= Entries =
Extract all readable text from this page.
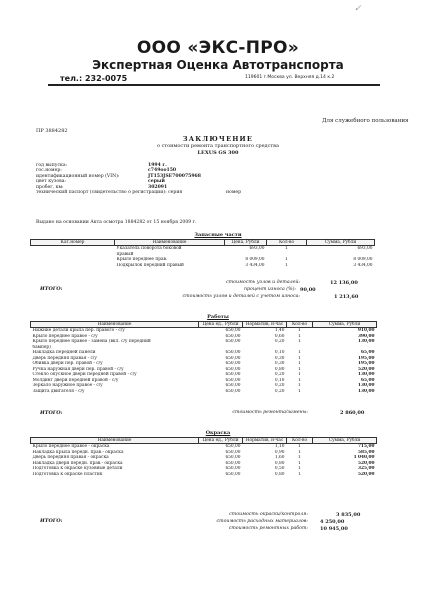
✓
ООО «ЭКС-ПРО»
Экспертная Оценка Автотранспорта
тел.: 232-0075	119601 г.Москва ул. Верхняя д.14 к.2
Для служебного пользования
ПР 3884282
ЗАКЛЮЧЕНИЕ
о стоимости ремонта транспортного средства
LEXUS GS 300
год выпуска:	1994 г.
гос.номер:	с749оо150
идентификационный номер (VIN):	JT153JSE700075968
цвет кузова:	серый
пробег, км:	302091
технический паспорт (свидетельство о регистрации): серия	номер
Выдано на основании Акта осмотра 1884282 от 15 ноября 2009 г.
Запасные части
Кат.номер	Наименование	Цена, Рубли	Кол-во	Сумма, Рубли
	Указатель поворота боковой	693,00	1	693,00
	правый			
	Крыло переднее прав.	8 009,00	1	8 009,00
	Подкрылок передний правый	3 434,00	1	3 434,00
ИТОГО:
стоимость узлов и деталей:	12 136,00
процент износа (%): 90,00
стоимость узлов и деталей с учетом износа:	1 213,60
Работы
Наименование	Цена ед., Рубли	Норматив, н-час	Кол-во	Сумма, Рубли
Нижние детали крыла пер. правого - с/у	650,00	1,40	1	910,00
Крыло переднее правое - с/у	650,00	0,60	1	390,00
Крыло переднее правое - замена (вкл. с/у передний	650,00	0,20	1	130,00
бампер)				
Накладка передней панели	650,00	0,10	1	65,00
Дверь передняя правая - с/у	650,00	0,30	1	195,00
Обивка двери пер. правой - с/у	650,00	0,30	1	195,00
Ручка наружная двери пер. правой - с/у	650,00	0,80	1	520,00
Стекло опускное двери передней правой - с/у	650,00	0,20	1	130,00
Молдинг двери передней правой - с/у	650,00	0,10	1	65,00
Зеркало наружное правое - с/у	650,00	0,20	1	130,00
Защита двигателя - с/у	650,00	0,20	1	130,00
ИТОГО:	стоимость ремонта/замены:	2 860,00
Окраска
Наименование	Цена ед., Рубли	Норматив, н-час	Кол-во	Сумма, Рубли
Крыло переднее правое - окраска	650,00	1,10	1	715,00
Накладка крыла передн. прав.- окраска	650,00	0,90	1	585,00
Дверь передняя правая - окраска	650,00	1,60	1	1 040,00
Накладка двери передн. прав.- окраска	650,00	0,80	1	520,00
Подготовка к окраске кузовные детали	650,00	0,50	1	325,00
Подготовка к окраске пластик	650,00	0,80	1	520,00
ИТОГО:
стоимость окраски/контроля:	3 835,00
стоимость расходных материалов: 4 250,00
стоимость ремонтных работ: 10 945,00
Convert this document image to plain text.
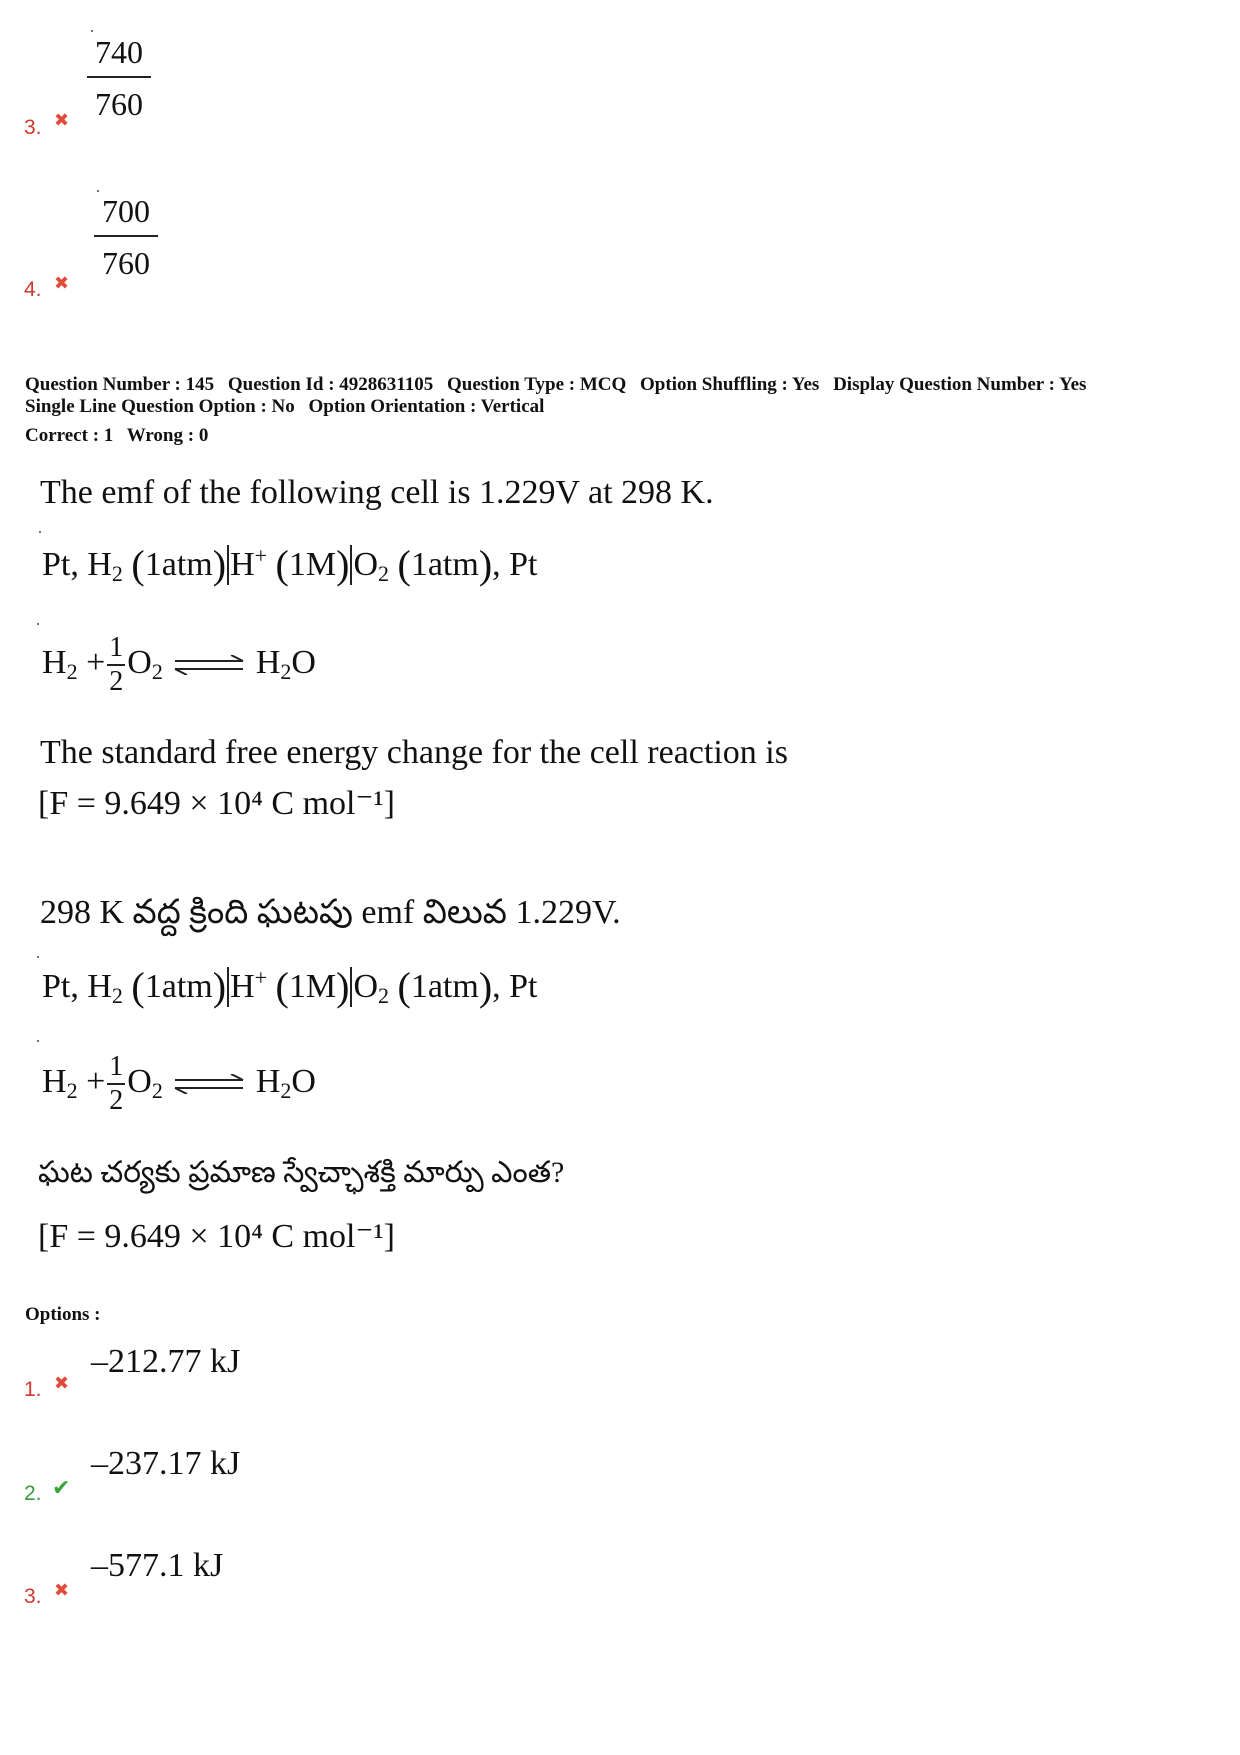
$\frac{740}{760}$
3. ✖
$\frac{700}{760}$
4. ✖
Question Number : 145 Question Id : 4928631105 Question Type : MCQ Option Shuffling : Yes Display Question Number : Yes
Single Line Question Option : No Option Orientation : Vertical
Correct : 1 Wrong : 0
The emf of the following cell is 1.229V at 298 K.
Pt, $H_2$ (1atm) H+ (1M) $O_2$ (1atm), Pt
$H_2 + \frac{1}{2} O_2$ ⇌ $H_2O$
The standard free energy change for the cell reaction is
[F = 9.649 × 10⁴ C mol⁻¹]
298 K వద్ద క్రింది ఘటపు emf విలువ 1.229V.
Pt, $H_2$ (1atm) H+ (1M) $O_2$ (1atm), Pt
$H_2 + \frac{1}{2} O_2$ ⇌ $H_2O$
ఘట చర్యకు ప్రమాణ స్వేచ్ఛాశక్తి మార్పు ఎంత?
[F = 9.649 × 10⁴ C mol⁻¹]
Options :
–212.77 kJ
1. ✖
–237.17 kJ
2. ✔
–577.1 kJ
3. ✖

* * *

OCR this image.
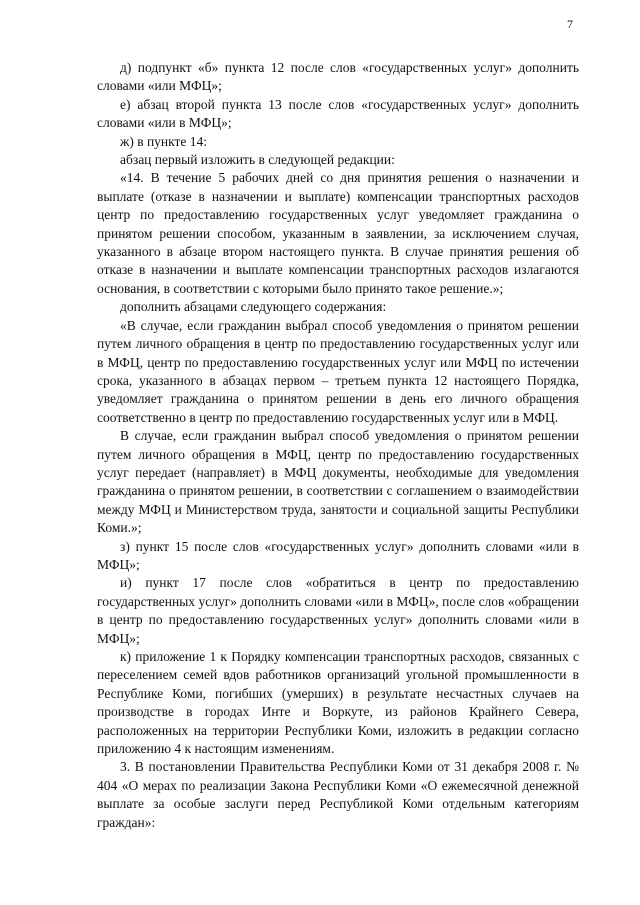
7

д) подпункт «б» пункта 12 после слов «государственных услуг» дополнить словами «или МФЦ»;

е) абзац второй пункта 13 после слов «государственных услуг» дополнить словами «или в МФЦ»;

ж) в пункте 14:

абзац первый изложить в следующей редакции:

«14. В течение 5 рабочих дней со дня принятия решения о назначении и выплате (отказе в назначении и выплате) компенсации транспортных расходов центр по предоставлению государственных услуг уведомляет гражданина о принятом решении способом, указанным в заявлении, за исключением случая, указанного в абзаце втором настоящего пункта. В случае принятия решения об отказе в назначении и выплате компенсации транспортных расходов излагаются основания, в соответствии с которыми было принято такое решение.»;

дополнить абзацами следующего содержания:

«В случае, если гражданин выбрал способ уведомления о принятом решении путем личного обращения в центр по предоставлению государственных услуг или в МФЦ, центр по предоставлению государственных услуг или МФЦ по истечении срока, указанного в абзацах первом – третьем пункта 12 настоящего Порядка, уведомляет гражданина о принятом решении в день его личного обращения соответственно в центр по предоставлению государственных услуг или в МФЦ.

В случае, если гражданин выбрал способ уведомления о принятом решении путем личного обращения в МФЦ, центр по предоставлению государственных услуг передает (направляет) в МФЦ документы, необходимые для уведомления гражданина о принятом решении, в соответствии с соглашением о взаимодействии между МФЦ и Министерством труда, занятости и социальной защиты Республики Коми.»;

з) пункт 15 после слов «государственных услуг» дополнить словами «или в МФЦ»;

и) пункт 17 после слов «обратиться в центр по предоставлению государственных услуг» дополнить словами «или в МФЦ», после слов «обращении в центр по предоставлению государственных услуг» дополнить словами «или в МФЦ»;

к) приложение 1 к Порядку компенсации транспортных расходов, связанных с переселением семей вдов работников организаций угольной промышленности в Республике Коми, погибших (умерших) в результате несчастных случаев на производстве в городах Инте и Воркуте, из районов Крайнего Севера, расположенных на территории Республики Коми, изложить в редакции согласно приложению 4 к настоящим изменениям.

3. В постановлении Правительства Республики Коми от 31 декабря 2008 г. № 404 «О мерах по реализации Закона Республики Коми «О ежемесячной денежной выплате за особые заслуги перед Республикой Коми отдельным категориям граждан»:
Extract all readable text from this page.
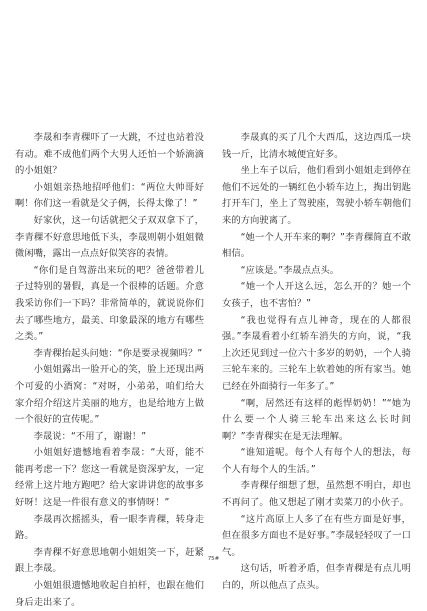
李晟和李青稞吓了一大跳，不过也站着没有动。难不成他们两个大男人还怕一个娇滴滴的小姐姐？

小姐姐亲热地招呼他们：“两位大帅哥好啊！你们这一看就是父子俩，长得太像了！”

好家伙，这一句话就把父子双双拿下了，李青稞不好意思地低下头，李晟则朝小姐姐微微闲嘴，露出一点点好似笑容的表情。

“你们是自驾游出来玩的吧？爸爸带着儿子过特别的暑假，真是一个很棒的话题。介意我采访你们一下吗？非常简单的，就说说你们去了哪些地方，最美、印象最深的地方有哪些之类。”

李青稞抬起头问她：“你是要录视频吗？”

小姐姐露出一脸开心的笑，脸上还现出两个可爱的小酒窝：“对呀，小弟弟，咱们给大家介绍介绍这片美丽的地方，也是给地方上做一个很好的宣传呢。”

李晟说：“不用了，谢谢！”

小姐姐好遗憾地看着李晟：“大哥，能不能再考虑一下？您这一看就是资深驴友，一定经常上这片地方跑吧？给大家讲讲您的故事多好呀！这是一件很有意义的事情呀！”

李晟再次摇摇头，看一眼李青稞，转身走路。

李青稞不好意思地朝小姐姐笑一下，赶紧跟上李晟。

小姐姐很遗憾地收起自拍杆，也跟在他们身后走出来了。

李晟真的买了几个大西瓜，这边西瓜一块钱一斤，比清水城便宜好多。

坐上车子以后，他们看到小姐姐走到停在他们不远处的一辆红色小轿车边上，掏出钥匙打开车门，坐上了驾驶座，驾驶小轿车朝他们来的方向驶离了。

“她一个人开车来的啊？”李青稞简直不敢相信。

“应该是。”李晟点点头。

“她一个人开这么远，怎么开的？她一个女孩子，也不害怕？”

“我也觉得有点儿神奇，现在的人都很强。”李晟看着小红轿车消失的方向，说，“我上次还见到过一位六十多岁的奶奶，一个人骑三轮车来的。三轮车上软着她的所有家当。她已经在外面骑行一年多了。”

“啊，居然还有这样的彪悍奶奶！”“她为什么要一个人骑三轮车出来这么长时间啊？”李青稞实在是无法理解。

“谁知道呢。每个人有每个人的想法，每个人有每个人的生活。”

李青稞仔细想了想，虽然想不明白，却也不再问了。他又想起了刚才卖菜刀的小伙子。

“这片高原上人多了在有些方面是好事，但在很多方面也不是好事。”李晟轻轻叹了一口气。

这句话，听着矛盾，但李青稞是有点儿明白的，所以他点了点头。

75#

= Direction =
Reproduce every line from the entries that holds the word "Подготовка".

= Answer to this exercise =
Подготовка к окраске кузовные детали	650,00	0,50	1	325,00
Подготовка к окраске пластик	650,00	0,80	1	520,00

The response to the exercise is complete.